*** Entries shown Section Begins ***
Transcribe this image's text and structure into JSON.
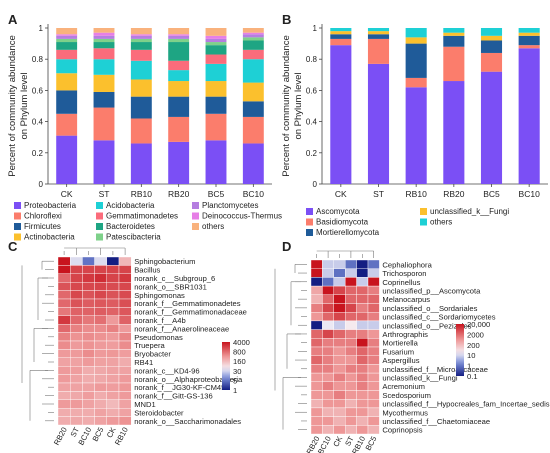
{
  "chart_data": [
    {
      "panel": "A",
      "type": "bar",
      "stacked": true,
      "ylabel": "Percent of community abundance on Phylum level",
      "ylim": [
        0,
        1
      ],
      "yticks": [
        "0",
        "0.2",
        "0.4",
        "0.6",
        "0.8",
        "1"
      ],
      "categories": [
        "CK",
        "ST",
        "RB10",
        "RB20",
        "BC5",
        "BC10"
      ],
      "legend_position": "bottom",
      "series": [
        {
          "name": "Proteobacteria",
          "color": "#7b4ff5",
          "values": [
            0.31,
            0.28,
            0.26,
            0.27,
            0.28,
            0.26
          ]
        },
        {
          "name": "Chloroflexi",
          "color": "#fb7d6c",
          "values": [
            0.14,
            0.21,
            0.16,
            0.16,
            0.17,
            0.17
          ]
        },
        {
          "name": "Firmicutes",
          "color": "#1f5b99",
          "values": [
            0.15,
            0.1,
            0.14,
            0.13,
            0.11,
            0.1
          ]
        },
        {
          "name": "Actinobacteria",
          "color": "#fbc02d",
          "values": [
            0.11,
            0.11,
            0.11,
            0.1,
            0.1,
            0.12
          ]
        },
        {
          "name": "Acidobacteria",
          "color": "#1ed0d5",
          "values": [
            0.09,
            0.1,
            0.12,
            0.07,
            0.11,
            0.15
          ]
        },
        {
          "name": "Gemmatimonadetes",
          "color": "#fb6c7b",
          "values": [
            0.06,
            0.07,
            0.07,
            0.06,
            0.06,
            0.06
          ]
        },
        {
          "name": "Bacteroidetes",
          "color": "#1ea583",
          "values": [
            0.05,
            0.04,
            0.05,
            0.12,
            0.06,
            0.06
          ]
        },
        {
          "name": "Patescibacteria",
          "color": "#7ed18a",
          "values": [
            0.02,
            0.02,
            0.02,
            0.02,
            0.02,
            0.02
          ]
        },
        {
          "name": "Planctomycetes",
          "color": "#b57ee0",
          "values": [
            0.02,
            0.02,
            0.02,
            0.02,
            0.02,
            0.02
          ]
        },
        {
          "name": "Deinococcus-Thermus",
          "color": "#e67fe6",
          "values": [
            0.01,
            0.02,
            0.01,
            0.01,
            0.02,
            0.01
          ]
        },
        {
          "name": "others",
          "color": "#f9b27d",
          "values": [
            0.04,
            0.03,
            0.04,
            0.04,
            0.05,
            0.03
          ]
        }
      ]
    },
    {
      "panel": "B",
      "type": "bar",
      "stacked": true,
      "ylabel": "Percent of community abundance on Phylum level",
      "ylim": [
        0,
        1
      ],
      "yticks": [
        "0",
        "0.2",
        "0.4",
        "0.6",
        "0.8",
        "1"
      ],
      "categories": [
        "CK",
        "ST",
        "RB10",
        "RB20",
        "BC5",
        "BC10"
      ],
      "legend_position": "bottom",
      "series": [
        {
          "name": "Ascomycota",
          "color": "#7b4ff5",
          "values": [
            0.89,
            0.77,
            0.62,
            0.66,
            0.72,
            0.87
          ]
        },
        {
          "name": "Basidiomycota",
          "color": "#fb7d6c",
          "values": [
            0.04,
            0.16,
            0.06,
            0.22,
            0.12,
            0.02
          ]
        },
        {
          "name": "Mortierellomycota",
          "color": "#1f5b99",
          "values": [
            0.03,
            0.03,
            0.22,
            0.07,
            0.08,
            0.06
          ]
        },
        {
          "name": "unclassified_k__Fungi",
          "color": "#fbc02d",
          "values": [
            0.02,
            0.02,
            0.04,
            0.02,
            0.03,
            0.02
          ]
        },
        {
          "name": "others",
          "color": "#1ed0d5",
          "values": [
            0.02,
            0.02,
            0.06,
            0.03,
            0.05,
            0.03
          ]
        }
      ]
    },
    {
      "panel": "C",
      "type": "heatmap",
      "columns": [
        "RB20",
        "ST",
        "BC10",
        "BC5",
        "CK",
        "RB10"
      ],
      "rows": [
        "Sphingobacterium",
        "Bacillus",
        "norank_c__Subgroup_6",
        "norank_o__SBR1031",
        "Sphingomonas",
        "norank_f__Gemmatimonadetes",
        "norank_f__Gemmatimonadaceae",
        "norank_f__A4b",
        "norank_f__Anaerolineaceae",
        "Pseudomonas",
        "Truepera",
        "Bryobacter",
        "RB41",
        "norank_c__KD4-96",
        "norank_o__Alphaproteobacteria",
        "norank_f__JG30-KF-CM45",
        "norank_f__Gitt-GS-136",
        "MND1",
        "Steroidobacter",
        "norank_o__Saccharimonadales"
      ],
      "colorbar_ticks": [
        "4000",
        "800",
        "160",
        "30",
        "5",
        "1"
      ],
      "values": [
        [
          4000,
          30,
          5,
          30,
          1,
          160
        ],
        [
          4000,
          1600,
          1600,
          1600,
          1600,
          1600
        ],
        [
          800,
          1600,
          2000,
          2500,
          1600,
          2000
        ],
        [
          1200,
          1500,
          1500,
          1600,
          1400,
          1500
        ],
        [
          800,
          1500,
          1200,
          1500,
          1200,
          1400
        ],
        [
          800,
          1200,
          1000,
          1100,
          1000,
          1300
        ],
        [
          600,
          900,
          900,
          1000,
          900,
          1100
        ],
        [
          2000,
          800,
          600,
          700,
          300,
          900
        ],
        [
          800,
          500,
          400,
          400,
          500,
          300
        ],
        [
          500,
          350,
          400,
          350,
          300,
          450
        ],
        [
          400,
          300,
          350,
          300,
          280,
          400
        ],
        [
          300,
          300,
          400,
          300,
          320,
          280
        ],
        [
          250,
          250,
          300,
          260,
          250,
          200
        ],
        [
          300,
          280,
          200,
          220,
          250,
          250
        ],
        [
          300,
          250,
          200,
          220,
          250,
          300
        ],
        [
          250,
          250,
          250,
          300,
          280,
          320
        ],
        [
          200,
          220,
          280,
          200,
          250,
          300
        ],
        [
          300,
          300,
          250,
          200,
          150,
          250
        ],
        [
          200,
          200,
          200,
          250,
          200,
          250
        ],
        [
          200,
          220,
          200,
          250,
          300,
          350
        ]
      ]
    },
    {
      "panel": "D",
      "type": "heatmap",
      "columns": [
        "RB20",
        "BC10",
        "CK",
        "ST",
        "RB10",
        "BC5"
      ],
      "rows": [
        "Cephaliophora",
        "Trichosporon",
        "Coprinellus",
        "unclassified_p__Ascomycota",
        "Melanocarpus",
        "unclassified_o__Sordariales",
        "unclassified_c__Sordariomycetes",
        "unclassified_o__Pezizales",
        "Arthrographis",
        "Mortierella",
        "Fusarium",
        "Aspergillus",
        "unclassified_f__Microascaceae",
        "unclassified_k__Fungi",
        "Acremonium",
        "Scedosporium",
        "unclassified_f__Hypocreales_fam_Incertae_sedis",
        "Mycothermus",
        "unclassified_f__Chaetomiaceae",
        "Coprinopsis"
      ],
      "colorbar_ticks": [
        "20,000",
        "2000",
        "200",
        "10",
        "1",
        "0.1"
      ],
      "values": [
        [
          20000,
          10,
          10,
          1,
          0.1,
          1
        ],
        [
          20000,
          10,
          1,
          10,
          0.1,
          10
        ],
        [
          0.1,
          1,
          10,
          20000,
          10,
          20000
        ],
        [
          300,
          20000,
          5000,
          2000,
          2000,
          1000
        ],
        [
          200,
          2000,
          20000,
          2000,
          2000,
          2000
        ],
        [
          1000,
          5000,
          20000,
          5000,
          1000,
          2000
        ],
        [
          500,
          2000,
          5000,
          2000,
          2000,
          1000
        ],
        [
          0.1,
          20,
          10,
          30,
          10,
          10
        ],
        [
          2000,
          5000,
          2000,
          1000,
          1000,
          500
        ],
        [
          2000,
          1000,
          1000,
          1000,
          20000,
          1000
        ],
        [
          1000,
          1000,
          500,
          1000,
          2000,
          1000
        ],
        [
          2000,
          1000,
          500,
          500,
          2000,
          1000
        ],
        [
          1000,
          1000,
          500,
          1000,
          1000,
          500
        ],
        [
          500,
          500,
          1000,
          500,
          1000,
          500
        ],
        [
          500,
          1000,
          500,
          500,
          1000,
          500
        ],
        [
          500,
          500,
          1000,
          500,
          500,
          500
        ],
        [
          200,
          500,
          500,
          200,
          500,
          500
        ],
        [
          500,
          200,
          200,
          500,
          500,
          200
        ],
        [
          500,
          500,
          200,
          500,
          200,
          500
        ],
        [
          500,
          200,
          500,
          200,
          500,
          200
        ]
      ]
    }
  ]
}
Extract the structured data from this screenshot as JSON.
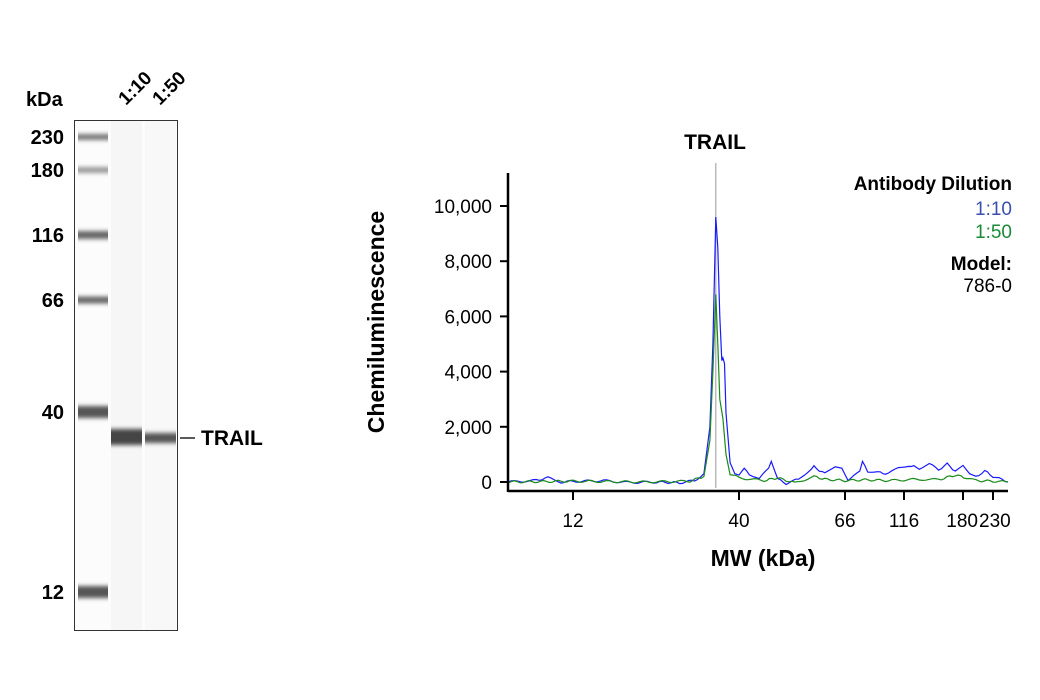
{
  "blot": {
    "unit_label": "kDa",
    "lanes": [
      "1:10",
      "1:50"
    ],
    "markers": [
      "230",
      "180",
      "116",
      "66",
      "40",
      "12"
    ],
    "band_label": "TRAIL"
  },
  "chart_data": {
    "type": "line",
    "title": "TRAIL",
    "xlabel": "MW (kDa)",
    "ylabel": "Chemiluminescence",
    "x_scale": "log (by marker ticks)",
    "x_ticks": [
      "12",
      "40",
      "66",
      "116",
      "180",
      "230"
    ],
    "y_ticks": [
      "0",
      "2,000",
      "4,000",
      "6,000",
      "8,000",
      "10,000"
    ],
    "ylim": [
      0,
      11000
    ],
    "xlim": [
      7.5,
      260
    ],
    "grid": false,
    "reference_line_kDa": 33.8,
    "legend": {
      "position": "top-right",
      "title": "Antibody Dilution",
      "model_label": "Model:",
      "model_value": "786-0"
    },
    "series": [
      {
        "name": "1:10",
        "color": "#1a1aff",
        "label_color": "#3a4fb0",
        "points": [
          [
            7.5,
            0
          ],
          [
            9,
            50
          ],
          [
            10,
            150
          ],
          [
            11,
            0
          ],
          [
            12,
            20
          ],
          [
            15,
            50
          ],
          [
            18,
            -20
          ],
          [
            22,
            0
          ],
          [
            26,
            -30
          ],
          [
            29,
            50
          ],
          [
            31,
            300
          ],
          [
            32.4,
            2000
          ],
          [
            33.1,
            5000
          ],
          [
            33.8,
            9600
          ],
          [
            34.3,
            8500
          ],
          [
            34.8,
            6000
          ],
          [
            35.3,
            4400
          ],
          [
            35.6,
            4500
          ],
          [
            36.0,
            4300
          ],
          [
            36.4,
            2500
          ],
          [
            37.5,
            700
          ],
          [
            38.8,
            300
          ],
          [
            40,
            250
          ],
          [
            41,
            500
          ],
          [
            42,
            300
          ],
          [
            44,
            100
          ],
          [
            46,
            500
          ],
          [
            46.6,
            750
          ],
          [
            48,
            100
          ],
          [
            50,
            -50
          ],
          [
            53,
            100
          ],
          [
            55,
            300
          ],
          [
            57,
            550
          ],
          [
            60,
            300
          ],
          [
            63,
            550
          ],
          [
            65,
            500
          ],
          [
            68,
            50
          ],
          [
            72,
            250
          ],
          [
            76,
            400
          ],
          [
            78,
            750
          ],
          [
            82,
            400
          ],
          [
            90,
            350
          ],
          [
            100,
            300
          ],
          [
            110,
            500
          ],
          [
            120,
            600
          ],
          [
            130,
            500
          ],
          [
            140,
            650
          ],
          [
            150,
            450
          ],
          [
            160,
            650
          ],
          [
            170,
            400
          ],
          [
            180,
            600
          ],
          [
            190,
            300
          ],
          [
            200,
            200
          ],
          [
            215,
            400
          ],
          [
            230,
            200
          ],
          [
            260,
            0
          ]
        ]
      },
      {
        "name": "1:50",
        "color": "#1a8a1a",
        "label_color": "#1a8a3a",
        "points": [
          [
            7.5,
            0
          ],
          [
            12,
            30
          ],
          [
            20,
            0
          ],
          [
            28,
            30
          ],
          [
            31,
            200
          ],
          [
            32.4,
            1500
          ],
          [
            33.1,
            4000
          ],
          [
            33.8,
            6800
          ],
          [
            34.3,
            5000
          ],
          [
            34.8,
            3000
          ],
          [
            35.6,
            2300
          ],
          [
            36.4,
            1000
          ],
          [
            37.5,
            300
          ],
          [
            40,
            150
          ],
          [
            45,
            50
          ],
          [
            48,
            150
          ],
          [
            52,
            -30
          ],
          [
            57,
            200
          ],
          [
            60,
            100
          ],
          [
            66,
            50
          ],
          [
            80,
            80
          ],
          [
            100,
            50
          ],
          [
            130,
            100
          ],
          [
            150,
            80
          ],
          [
            170,
            250
          ],
          [
            185,
            150
          ],
          [
            200,
            50
          ],
          [
            230,
            30
          ],
          [
            260,
            0
          ]
        ]
      }
    ]
  }
}
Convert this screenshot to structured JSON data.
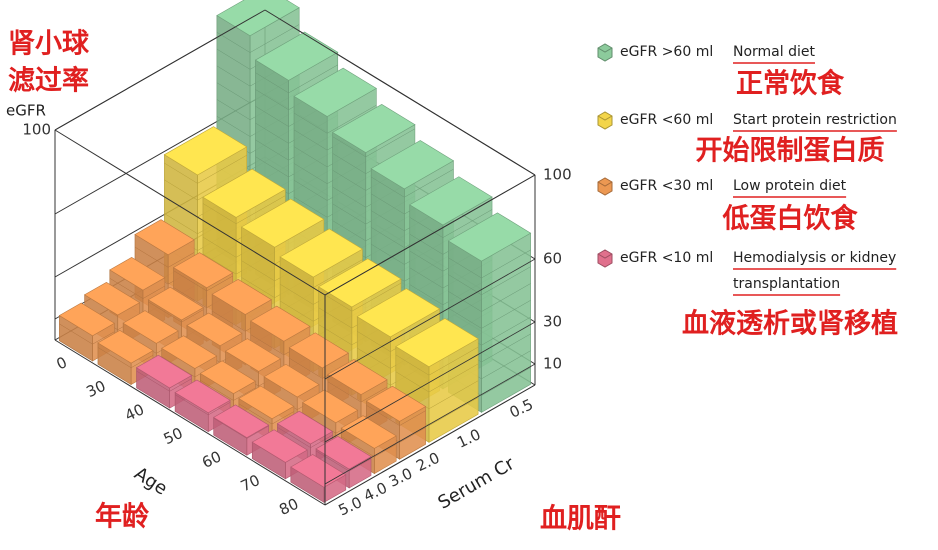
{
  "title_cn": [
    "肾小球",
    "滤过率"
  ],
  "y_axis": {
    "label": "eGFR",
    "left_ticks": [
      "100"
    ],
    "right_ticks": [
      "100",
      "60",
      "30",
      "10"
    ]
  },
  "age_axis": {
    "label": "Age",
    "label_cn": "年龄",
    "ticks": [
      "0",
      "30",
      "40",
      "50",
      "60",
      "70",
      "80"
    ]
  },
  "cr_axis": {
    "label": "Serum Cr",
    "label_cn": "血肌酐",
    "ticks": [
      "0.5",
      "1.0",
      "2.0",
      "3.0",
      "4.0",
      "5.0"
    ]
  },
  "legend": [
    {
      "threshold": "eGFR >60 ml",
      "diet": [
        "Normal diet"
      ],
      "diet_cn": "正常饮食",
      "color": "#8ccb9c"
    },
    {
      "threshold": "eGFR <60 ml",
      "diet": [
        "Start protein restriction"
      ],
      "diet_cn": "开始限制蛋白质",
      "color": "#f3d54a"
    },
    {
      "threshold": "eGFR <30 ml",
      "diet": [
        "Low protein diet"
      ],
      "diet_cn": "低蛋白饮食",
      "color": "#ec9852"
    },
    {
      "threshold": "eGFR <10 ml",
      "diet": [
        "Hemodialysis or kidney",
        "transplantation"
      ],
      "diet_cn": "血液透析或肾移植",
      "color": "#e0708c"
    }
  ]
}
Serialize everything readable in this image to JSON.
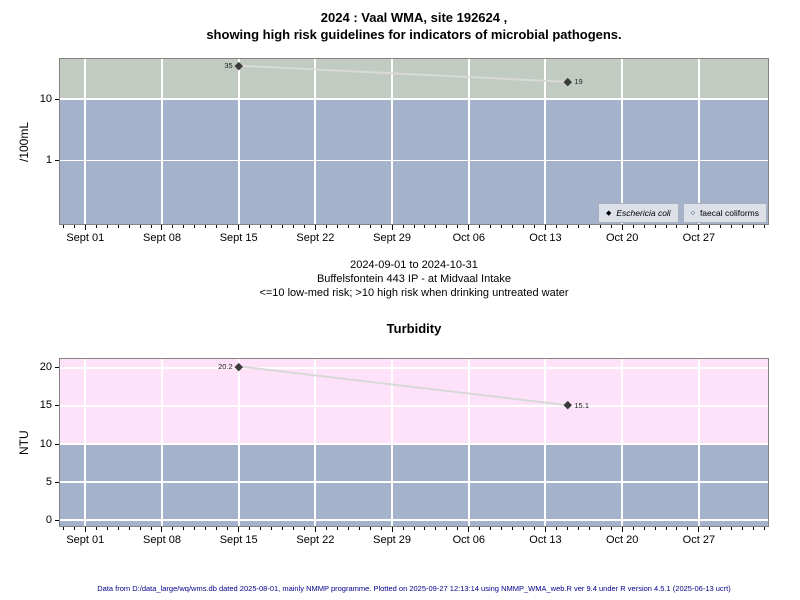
{
  "header": {
    "title_line1": "2024 : Vaal WMA, site 192624 ,",
    "title_line2": "showing high risk guidelines for indicators of microbial pathogens."
  },
  "subtitle": {
    "line1": "2024-09-01 to 2024-10-31",
    "line2": "Buffelsfontein 443 IP - at Midvaal Intake",
    "line3": "<=10 low-med risk; >10 high risk when drinking untreated water"
  },
  "footer": {
    "text": "Data from D:/data_large/wq/wms.db dated 2025-08-01, mainly NMMP programme. Plotted on 2025-09-27 12:13:14 using NMMP_WMA_web.R ver 9.4 under R version 4.5.1 (2025-06-13 ucrt)"
  },
  "chart_data": [
    {
      "type": "line",
      "title": "",
      "ylabel": "/100mL",
      "yscale": "log",
      "ylim": [
        0.088,
        46.7
      ],
      "yticks": [
        1,
        10
      ],
      "threshold": 10,
      "grid": true,
      "colors": {
        "above_band": "#c2cbc1",
        "below_band": "#a4b2cc",
        "line": "#d9d9d9",
        "marker": "#3a3a3a"
      },
      "x_axis": {
        "start_date": "2024-09-01",
        "lim_days": [
          -2.4,
          62.4
        ],
        "major_days": [
          0,
          7,
          14,
          21,
          28,
          35,
          42,
          49,
          56
        ],
        "labels": [
          "Sept 01",
          "Sept 08",
          "Sept 15",
          "Sept 22",
          "Sept 29",
          "Oct 06",
          "Oct 13",
          "Oct 20",
          "Oct 27"
        ]
      },
      "series": [
        {
          "name": "Eschericia coli",
          "marker": "diamond-filled",
          "points": [
            {
              "day": 14,
              "date_label": "Sept 15",
              "value": 35,
              "label": "35",
              "label_side": "left"
            },
            {
              "day": 44,
              "date_label": "Oct 15",
              "value": 19,
              "label": "19",
              "label_side": "right"
            }
          ]
        },
        {
          "name": "faecal coliforms",
          "marker": "circle-open",
          "points": []
        }
      ],
      "legend": {
        "position": "bottom-right",
        "items": [
          {
            "glyph": "◆",
            "label": "Eschericia coli",
            "italic": true
          },
          {
            "glyph": "○",
            "label": "faecal coliforms",
            "italic": false
          }
        ]
      }
    },
    {
      "type": "line",
      "title": "Turbidity",
      "ylabel": "NTU",
      "yscale": "linear",
      "ylim": [
        -0.9,
        21.3
      ],
      "yticks": [
        0,
        5,
        10,
        15,
        20
      ],
      "threshold": 10,
      "grid": true,
      "colors": {
        "above_band": "#fde2fa",
        "below_band": "#a4b2cc",
        "line": "#d9d9d9",
        "marker": "#3a3a3a"
      },
      "x_axis": {
        "start_date": "2024-09-01",
        "lim_days": [
          -2.4,
          62.4
        ],
        "major_days": [
          0,
          7,
          14,
          21,
          28,
          35,
          42,
          49,
          56
        ],
        "labels": [
          "Sept 01",
          "Sept 08",
          "Sept 15",
          "Sept 22",
          "Sept 29",
          "Oct 06",
          "Oct 13",
          "Oct 20",
          "Oct 27"
        ]
      },
      "series": [
        {
          "name": "Turbidity",
          "marker": "diamond-filled",
          "points": [
            {
              "day": 14,
              "date_label": "Sept 15",
              "value": 20.2,
              "label": "20.2",
              "label_side": "left"
            },
            {
              "day": 44,
              "date_label": "Oct 15",
              "value": 15.1,
              "label": "15.1",
              "label_side": "right"
            }
          ]
        }
      ]
    }
  ]
}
*** Entries shown Section Ends ***
Search the listing above for "this" and copy every line that has it.

Transcribe this image's text and structure into JSON.
Extract the structured data from this screenshot as JSON.
Convert this screenshot to structured JSON data.
Serialize everything readable in this image to JSON.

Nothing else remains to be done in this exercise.